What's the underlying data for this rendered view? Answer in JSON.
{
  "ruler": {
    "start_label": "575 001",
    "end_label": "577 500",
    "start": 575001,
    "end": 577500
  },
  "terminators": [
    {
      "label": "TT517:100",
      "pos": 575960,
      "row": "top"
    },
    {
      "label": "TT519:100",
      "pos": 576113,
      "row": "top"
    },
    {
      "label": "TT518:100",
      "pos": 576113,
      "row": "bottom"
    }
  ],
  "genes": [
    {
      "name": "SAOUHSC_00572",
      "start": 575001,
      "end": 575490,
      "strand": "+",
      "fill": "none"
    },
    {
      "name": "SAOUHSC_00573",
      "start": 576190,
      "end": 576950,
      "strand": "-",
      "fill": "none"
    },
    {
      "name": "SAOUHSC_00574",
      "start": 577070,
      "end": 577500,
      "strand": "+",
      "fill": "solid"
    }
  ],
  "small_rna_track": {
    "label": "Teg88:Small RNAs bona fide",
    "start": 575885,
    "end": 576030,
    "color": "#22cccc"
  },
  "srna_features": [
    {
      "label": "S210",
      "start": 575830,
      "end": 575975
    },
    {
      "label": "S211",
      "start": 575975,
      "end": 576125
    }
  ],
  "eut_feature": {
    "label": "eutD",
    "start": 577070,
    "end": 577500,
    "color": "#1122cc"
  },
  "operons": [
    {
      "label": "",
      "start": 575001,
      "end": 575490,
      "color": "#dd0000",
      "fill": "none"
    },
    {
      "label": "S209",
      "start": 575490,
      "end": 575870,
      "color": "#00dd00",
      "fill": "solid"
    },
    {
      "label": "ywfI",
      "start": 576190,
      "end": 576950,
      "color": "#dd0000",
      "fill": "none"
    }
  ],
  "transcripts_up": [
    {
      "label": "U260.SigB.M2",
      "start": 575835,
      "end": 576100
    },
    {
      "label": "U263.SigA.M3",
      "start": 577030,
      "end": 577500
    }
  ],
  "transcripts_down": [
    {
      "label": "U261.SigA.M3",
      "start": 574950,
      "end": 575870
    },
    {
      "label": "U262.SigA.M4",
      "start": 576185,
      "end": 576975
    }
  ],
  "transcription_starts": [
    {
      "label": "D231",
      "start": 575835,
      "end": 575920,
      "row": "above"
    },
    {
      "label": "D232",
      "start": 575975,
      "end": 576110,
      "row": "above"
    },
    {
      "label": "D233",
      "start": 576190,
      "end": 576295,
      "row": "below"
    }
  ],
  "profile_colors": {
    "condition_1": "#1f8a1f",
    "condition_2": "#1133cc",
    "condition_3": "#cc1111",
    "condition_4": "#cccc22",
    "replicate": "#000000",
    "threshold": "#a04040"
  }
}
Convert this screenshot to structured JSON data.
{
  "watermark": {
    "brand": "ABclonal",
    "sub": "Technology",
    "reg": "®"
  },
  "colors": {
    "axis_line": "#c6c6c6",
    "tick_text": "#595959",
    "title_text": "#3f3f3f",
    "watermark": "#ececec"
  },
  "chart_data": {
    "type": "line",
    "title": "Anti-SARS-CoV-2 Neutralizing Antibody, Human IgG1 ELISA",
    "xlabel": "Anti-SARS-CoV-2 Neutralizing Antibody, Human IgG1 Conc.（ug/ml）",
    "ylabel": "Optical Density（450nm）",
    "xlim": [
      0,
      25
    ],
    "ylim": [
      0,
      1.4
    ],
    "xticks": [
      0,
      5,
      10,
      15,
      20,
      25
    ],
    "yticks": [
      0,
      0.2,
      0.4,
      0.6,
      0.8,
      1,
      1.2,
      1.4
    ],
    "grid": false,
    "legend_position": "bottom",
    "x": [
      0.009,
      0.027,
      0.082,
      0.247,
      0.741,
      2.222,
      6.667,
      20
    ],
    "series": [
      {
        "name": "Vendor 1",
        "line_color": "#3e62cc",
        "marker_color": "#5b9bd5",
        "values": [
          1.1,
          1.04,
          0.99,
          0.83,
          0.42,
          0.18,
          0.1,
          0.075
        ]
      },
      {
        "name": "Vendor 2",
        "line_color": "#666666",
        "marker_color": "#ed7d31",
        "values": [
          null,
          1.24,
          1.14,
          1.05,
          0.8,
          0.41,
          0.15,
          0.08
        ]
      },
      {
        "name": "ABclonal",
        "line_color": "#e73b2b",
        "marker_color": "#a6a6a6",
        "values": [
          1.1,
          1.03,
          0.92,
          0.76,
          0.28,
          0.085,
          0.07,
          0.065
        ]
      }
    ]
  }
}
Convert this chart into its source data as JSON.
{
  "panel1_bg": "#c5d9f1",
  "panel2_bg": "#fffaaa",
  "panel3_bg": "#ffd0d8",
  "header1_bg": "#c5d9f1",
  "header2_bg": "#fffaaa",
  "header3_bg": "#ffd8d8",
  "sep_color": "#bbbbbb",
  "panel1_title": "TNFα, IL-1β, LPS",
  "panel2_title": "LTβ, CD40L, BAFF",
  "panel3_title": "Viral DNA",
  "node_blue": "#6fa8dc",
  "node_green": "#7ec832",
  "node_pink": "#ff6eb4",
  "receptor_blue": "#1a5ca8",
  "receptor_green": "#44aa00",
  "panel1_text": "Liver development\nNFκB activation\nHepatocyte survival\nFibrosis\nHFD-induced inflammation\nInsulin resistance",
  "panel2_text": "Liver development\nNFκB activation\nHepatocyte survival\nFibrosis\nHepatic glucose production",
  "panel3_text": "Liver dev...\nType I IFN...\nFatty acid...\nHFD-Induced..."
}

----------

WORK ITEM:
Would you please transcribe all of the entries above exactly?

THE ANSWER:
What's the underlying data for this rendered view? Answer in JSON.
{
  "ruler": {
    "start_label": "575 001",
    "end_label": "577 500",
    "start": 575001,
    "end": 577500
  },
  "terminators": [
    {
      "label": "TT517:100",
      "pos": 575960,
      "row": "top"
    },
    {
      "label": "TT519:100",
      "pos": 576113,
      "row": "top"
    },
    {
      "label": "TT518:100",
      "pos": 576113,
      "row": "bottom"
    }
  ],
  "genes": [
    {
      "name": "SAOUHSC_00572",
      "start": 575001,
      "end": 575490,
      "strand": "+",
      "fill": "none"
    },
    {
      "name": "SAOUHSC_00573",
      "start": 576190,
      "end": 576950,
      "strand": "-",
      "fill": "none"
    },
    {
      "name": "SAOUHSC_00574",
      "start": 577070,
      "end": 577500,
      "strand": "+",
      "fill": "solid"
    }
  ],
  "small_rna_track": {
    "label": "Teg88:Small RNAs bona fide",
    "start": 575885,
    "end": 576030,
    "color": "#22cccc"
  },
  "srna_features": [
    {
      "label": "S210",
      "start": 575830,
      "end": 575975
    },
    {
      "label": "S211",
      "start": 575975,
      "end": 576125
    }
  ],
  "eut_feature": {
    "label": "eutD",
    "start": 577070,
    "end": 577500,
    "color": "#1122cc"
  },
  "operons": [
    {
      "label": "",
      "start": 575001,
      "end": 575490,
      "color": "#dd0000",
      "fill": "none"
    },
    {
      "label": "S209",
      "start": 575490,
      "end": 575870,
      "color": "#00dd00",
      "fill": "solid"
    },
    {
      "label": "ywfI",
      "start": 576190,
      "end": 576950,
      "color": "#dd0000",
      "fill": "none"
    }
  ],
  "transcripts_up": [
    {
      "label": "U260.SigB.M2",
      "start": 575835,
      "end": 576100
    },
    {
      "label": "U263.SigA.M3",
      "start": 577030,
      "end": 577500
    }
  ],
  "transcripts_down": [
    {
      "label": "U261.SigA.M3",
      "start": 574950,
      "end": 575870
    },
    {
      "label": "U262.SigA.M4",
      "start": 576185,
      "end": 576975
    }
  ],
  "transcription_starts": [
    {
      "label": "D231",
      "start": 575835,
      "end": 575920,
      "row": "above"
    },
    {
      "label": "D232",
      "start": 575975,
      "end": 576110,
      "row": "above"
    },
    {
      "label": "D233",
      "start": 576190,
      "end": 576295,
      "row": "below"
    }
  ],
  "profile_colors": {
    "condition_1": "#1f8a1f",
    "condition_2": "#1133cc",
    "condition_3": "#cc1111",
    "condition_4": "#cccc22",
    "replicate": "#000000",
    "threshold": "#a04040"
  }
}
Convert this screenshot to structured JSON data.
{
  "watermark": {
    "brand": "ABclonal",
    "sub": "Technology",
    "reg": "®"
  },
  "colors": {
    "axis_line": "#c6c6c6",
    "tick_text": "#595959",
    "title_text": "#3f3f3f",
    "watermark": "#ececec"
  },
  "chart_data": {
    "type": "line",
    "title": "Anti-SARS-CoV-2 Neutralizing Antibody, Human IgG1 ELISA",
    "xlabel": "Anti-SARS-CoV-2 Neutralizing Antibody, Human IgG1 Conc.（ug/ml）",
    "ylabel": "Optical Density（450nm）",
    "xlim": [
      0,
      25
    ],
    "ylim": [
      0,
      1.4
    ],
    "xticks": [
      0,
      5,
      10,
      15,
      20,
      25
    ],
    "yticks": [
      0,
      0.2,
      0.4,
      0.6,
      0.8,
      1,
      1.2,
      1.4
    ],
    "grid": false,
    "legend_position": "bottom",
    "x": [
      0.009,
      0.027,
      0.082,
      0.247,
      0.741,
      2.222,
      6.667,
      20
    ],
    "series": [
      {
        "name": "Vendor 1",
        "line_color": "#3e62cc",
        "marker_color": "#5b9bd5",
        "values": [
          1.1,
          1.04,
          0.99,
          0.83,
          0.42,
          0.18,
          0.1,
          0.075
        ]
      },
      {
        "name": "Vendor 2",
        "line_color": "#666666",
        "marker_color": "#ed7d31",
        "values": [
          null,
          1.24,
          1.14,
          1.05,
          0.8,
          0.41,
          0.15,
          0.08
        ]
      },
      {
        "name": "ABclonal",
        "line_color": "#e73b2b",
        "marker_color": "#a6a6a6",
        "values": [
          1.1,
          1.03,
          0.92,
          0.76,
          0.28,
          0.085,
          0.07,
          0.065
        ]
      }
    ]
  }
}
Convert this chart into its source data as JSON.
{
  "panel1_bg": "#c5d9f1",
  "panel2_bg": "#fffaaa",
  "panel3_bg": "#ffd0d8",
  "header1_bg": "#c5d9f1",
  "header2_bg": "#fffaaa",
  "header3_bg": "#ffd8d8",
  "sep_color": "#bbbbbb",
  "panel1_title": "TNFα, IL-1β, LPS",
  "panel2_title": "LTβ, CD40L, BAFF",
  "panel3_title": "Viral DNA",
  "node_blue": "#6fa8dc",
  "node_green": "#7ec832",
  "node_pink": "#ff6eb4",
  "receptor_blue": "#1a5ca8",
  "receptor_green": "#44aa00",
  "panel1_text": "Liver development\nNFκB activation\nHepatocyte survival\nFibrosis\nHFD-induced inflammation\nInsulin resistance",
  "panel2_text": "Liver development\nNFκB activation\nHepatocyte survival\nFibrosis\nHepatic glucose production",
  "panel3_text": "Liver dev...\nType I IFN...\nFatty acid...\nHFD-Induced..."
}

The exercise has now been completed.